> **PROBLEM TO SOLVE**:
Would it be possible to write out each entry below exactly, without the pictures?

begin DATASET RECORDS

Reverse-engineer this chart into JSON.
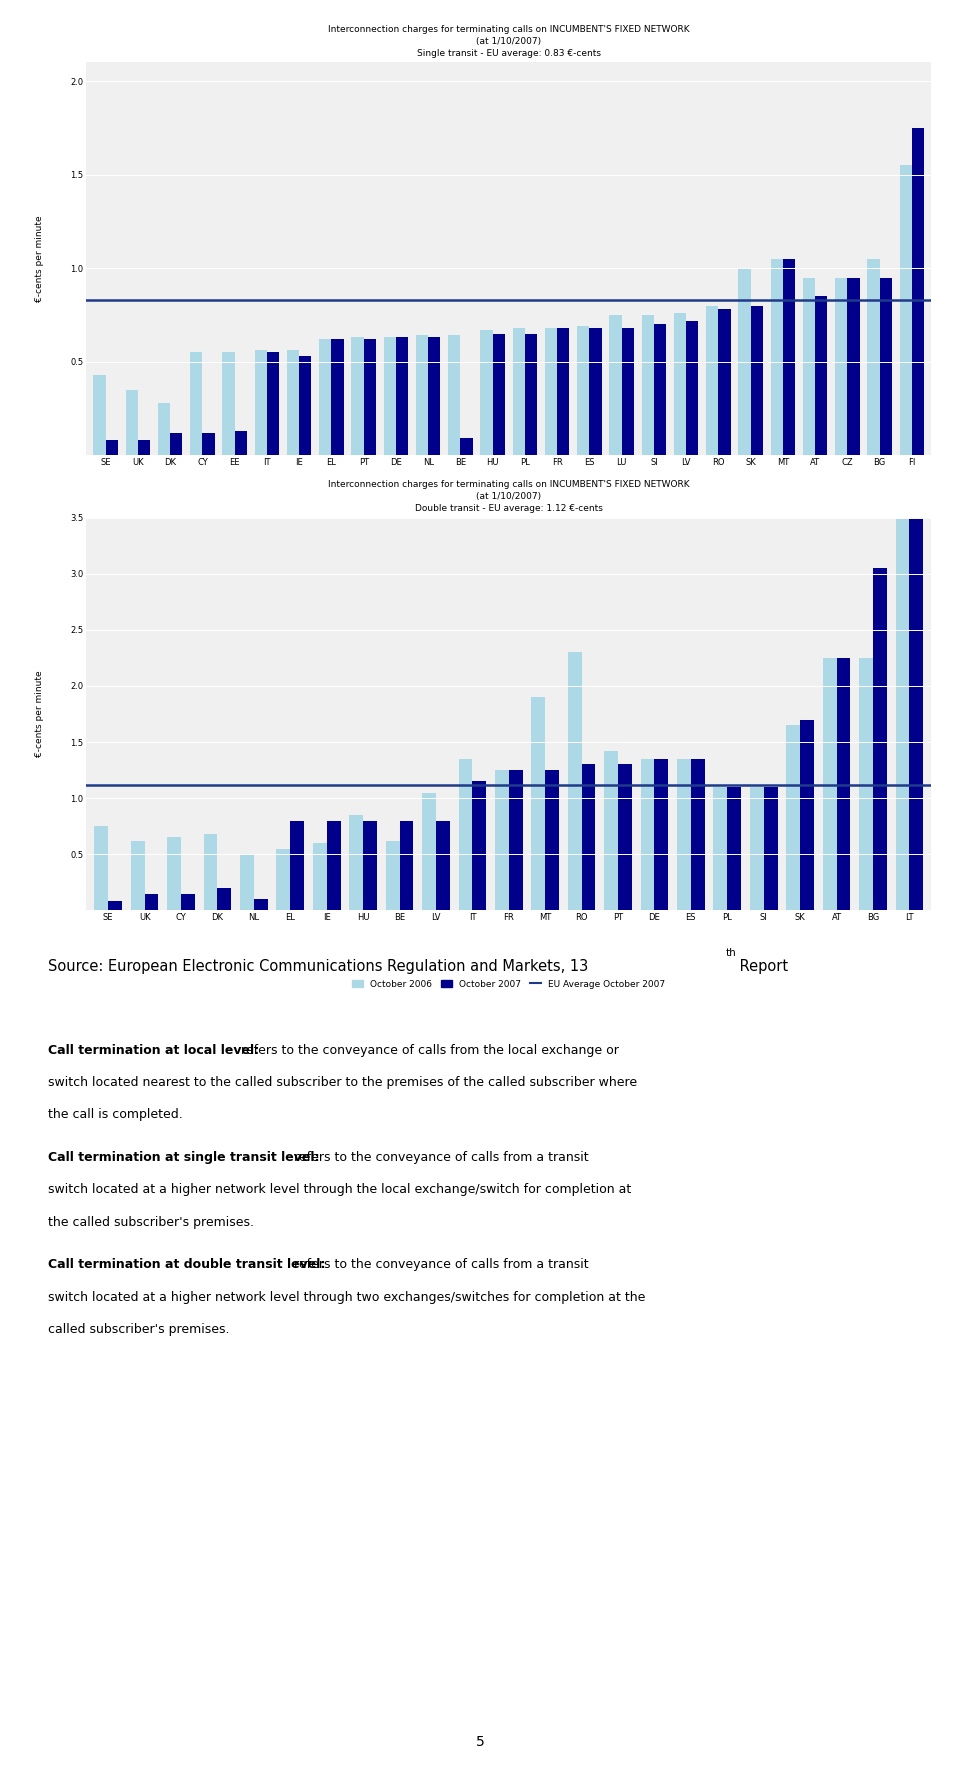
{
  "chart1": {
    "title_line1": "Interconnection charges for terminating calls on INCUMBENT'S FIXED NETWORK",
    "title_line2": "(at 1/10/2007)",
    "title_line3": "Single transit - EU average: 0.83 €-cents",
    "ylabel": "€-cents per minute",
    "eu_avg": 0.83,
    "ylim": [
      0,
      2.1
    ],
    "yticks": [
      0.5,
      1.0,
      1.5,
      2.0
    ],
    "categories": [
      "SE",
      "UK",
      "DK",
      "CY",
      "EE",
      "IT",
      "IE",
      "EL",
      "PT",
      "DE",
      "NL",
      "BE",
      "HU",
      "PL",
      "FR",
      "ES",
      "LU",
      "SI",
      "LV",
      "RO",
      "SK",
      "MT",
      "AT",
      "CZ",
      "BG",
      "FI"
    ],
    "oct2006": [
      0.43,
      0.35,
      0.28,
      0.55,
      0.55,
      0.56,
      0.56,
      0.62,
      0.63,
      0.63,
      0.64,
      0.64,
      0.67,
      0.68,
      0.68,
      0.69,
      0.75,
      0.75,
      0.76,
      0.8,
      1.0,
      1.05,
      0.95,
      0.95,
      1.05,
      1.55
    ],
    "oct2007": [
      0.08,
      0.08,
      0.12,
      0.12,
      0.13,
      0.55,
      0.53,
      0.62,
      0.62,
      0.63,
      0.63,
      0.09,
      0.65,
      0.65,
      0.68,
      0.68,
      0.68,
      0.7,
      0.72,
      0.78,
      0.8,
      1.05,
      0.85,
      0.95,
      0.95,
      1.75
    ],
    "color2006": "#ADD8E6",
    "color2007": "#00008B",
    "eu_avg_color": "#1F3A8A"
  },
  "chart2": {
    "title_line1": "Interconnection charges for terminating calls on INCUMBENT'S FIXED NETWORK",
    "title_line2": "(at 1/10/2007)",
    "title_line3": "Double transit - EU average: 1.12 €-cents",
    "ylabel": "€-cents per minute",
    "eu_avg": 1.12,
    "ylim": [
      0,
      3.5
    ],
    "yticks": [
      0.5,
      1.0,
      1.5,
      2.0,
      2.5,
      3.0,
      3.5
    ],
    "categories": [
      "SE",
      "UK",
      "CY",
      "DK",
      "NL",
      "EL",
      "IE",
      "HU",
      "BE",
      "LV",
      "IT",
      "FR",
      "MT",
      "RO",
      "PT",
      "DE",
      "ES",
      "PL",
      "SI",
      "SK",
      "AT",
      "BG",
      "LT"
    ],
    "oct2006": [
      0.75,
      0.62,
      0.65,
      0.68,
      0.5,
      0.55,
      0.6,
      0.85,
      0.62,
      1.05,
      1.35,
      1.25,
      1.9,
      2.3,
      1.42,
      1.35,
      1.35,
      1.1,
      1.1,
      1.65,
      2.25,
      2.25,
      3.5
    ],
    "oct2007": [
      0.08,
      0.15,
      0.15,
      0.2,
      0.1,
      0.8,
      0.8,
      0.8,
      0.8,
      0.8,
      1.15,
      1.25,
      1.25,
      1.3,
      1.3,
      1.35,
      1.35,
      1.1,
      1.1,
      1.7,
      2.25,
      3.05,
      3.5
    ],
    "color2006": "#ADD8E6",
    "color2007": "#00008B",
    "eu_avg_color": "#1F3A8A"
  },
  "source_text": "Source: European Electronic Communications Regulation and Markets, 13",
  "source_superscript": "th",
  "source_suffix": " Report",
  "legend_labels": [
    "October 2006",
    "October 2007",
    "EU Average October 2007"
  ],
  "text_blocks": [
    {
      "bold_part": "Call termination at local level:",
      "normal_part": " refers to the conveyance of calls from the local exchange or switch located nearest to the called subscriber to the premises of the called subscriber where the call is completed."
    },
    {
      "bold_part": "Call termination at single transit level:",
      "normal_part": " refers to the conveyance of calls from a transit switch located at a higher network level through the local exchange/switch for completion at the called subscriber's premises."
    },
    {
      "bold_part": "Call termination at double transit level:",
      "normal_part": " refers to the conveyance of calls from a transit switch located at a higher network level through two exchanges/switches for completion at the called subscriber's premises."
    }
  ],
  "page_number": "5",
  "bg_color": "#FFFFFF",
  "chart_bg": "#F0F0F0"
}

end DATASET RECORDS

> **SOLUTION FOR THIS TASK**:
Reverse-engineer this chart into JSON.
{
  "chart1": {
    "title_line1": "Interconnection charges for terminating calls on INCUMBENT'S FIXED NETWORK",
    "title_line2": "(at 1/10/2007)",
    "title_line3": "Single transit - EU average: 0.83 €-cents",
    "ylabel": "€-cents per minute",
    "eu_avg": 0.83,
    "ylim": [
      0,
      2.1
    ],
    "yticks": [
      0.5,
      1.0,
      1.5,
      2.0
    ],
    "categories": [
      "SE",
      "UK",
      "DK",
      "CY",
      "EE",
      "IT",
      "IE",
      "EL",
      "PT",
      "DE",
      "NL",
      "BE",
      "HU",
      "PL",
      "FR",
      "ES",
      "LU",
      "SI",
      "LV",
      "RO",
      "SK",
      "MT",
      "AT",
      "CZ",
      "BG",
      "FI"
    ],
    "oct2006": [
      0.43,
      0.35,
      0.28,
      0.55,
      0.55,
      0.56,
      0.56,
      0.62,
      0.63,
      0.63,
      0.64,
      0.64,
      0.67,
      0.68,
      0.68,
      0.69,
      0.75,
      0.75,
      0.76,
      0.8,
      1.0,
      1.05,
      0.95,
      0.95,
      1.05,
      1.55
    ],
    "oct2007": [
      0.08,
      0.08,
      0.12,
      0.12,
      0.13,
      0.55,
      0.53,
      0.62,
      0.62,
      0.63,
      0.63,
      0.09,
      0.65,
      0.65,
      0.68,
      0.68,
      0.68,
      0.7,
      0.72,
      0.78,
      0.8,
      1.05,
      0.85,
      0.95,
      0.95,
      1.75
    ],
    "color2006": "#ADD8E6",
    "color2007": "#00008B",
    "eu_avg_color": "#1F3A8A"
  },
  "chart2": {
    "title_line1": "Interconnection charges for terminating calls on INCUMBENT'S FIXED NETWORK",
    "title_line2": "(at 1/10/2007)",
    "title_line3": "Double transit - EU average: 1.12 €-cents",
    "ylabel": "€-cents per minute",
    "eu_avg": 1.12,
    "ylim": [
      0,
      3.5
    ],
    "yticks": [
      0.5,
      1.0,
      1.5,
      2.0,
      2.5,
      3.0,
      3.5
    ],
    "categories": [
      "SE",
      "UK",
      "CY",
      "DK",
      "NL",
      "EL",
      "IE",
      "HU",
      "BE",
      "LV",
      "IT",
      "FR",
      "MT",
      "RO",
      "PT",
      "DE",
      "ES",
      "PL",
      "SI",
      "SK",
      "AT",
      "BG",
      "LT"
    ],
    "oct2006": [
      0.75,
      0.62,
      0.65,
      0.68,
      0.5,
      0.55,
      0.6,
      0.85,
      0.62,
      1.05,
      1.35,
      1.25,
      1.9,
      2.3,
      1.42,
      1.35,
      1.35,
      1.1,
      1.1,
      1.65,
      2.25,
      2.25,
      3.5
    ],
    "oct2007": [
      0.08,
      0.15,
      0.15,
      0.2,
      0.1,
      0.8,
      0.8,
      0.8,
      0.8,
      0.8,
      1.15,
      1.25,
      1.25,
      1.3,
      1.3,
      1.35,
      1.35,
      1.1,
      1.1,
      1.7,
      2.25,
      3.05,
      3.5
    ],
    "color2006": "#ADD8E6",
    "color2007": "#00008B",
    "eu_avg_color": "#1F3A8A"
  },
  "source_text": "Source: European Electronic Communications Regulation and Markets, 13",
  "source_superscript": "th",
  "source_suffix": " Report",
  "legend_labels": [
    "October 2006",
    "October 2007",
    "EU Average October 2007"
  ],
  "text_blocks": [
    {
      "bold_part": "Call termination at local level:",
      "normal_part": " refers to the conveyance of calls from the local exchange or switch located nearest to the called subscriber to the premises of the called subscriber where the call is completed."
    },
    {
      "bold_part": "Call termination at single transit level:",
      "normal_part": " refers to the conveyance of calls from a transit switch located at a higher network level through the local exchange/switch for completion at the called subscriber's premises."
    },
    {
      "bold_part": "Call termination at double transit level:",
      "normal_part": " refers to the conveyance of calls from a transit switch located at a higher network level through two exchanges/switches for completion at the called subscriber's premises."
    }
  ],
  "page_number": "5",
  "bg_color": "#FFFFFF",
  "chart_bg": "#F0F0F0"
}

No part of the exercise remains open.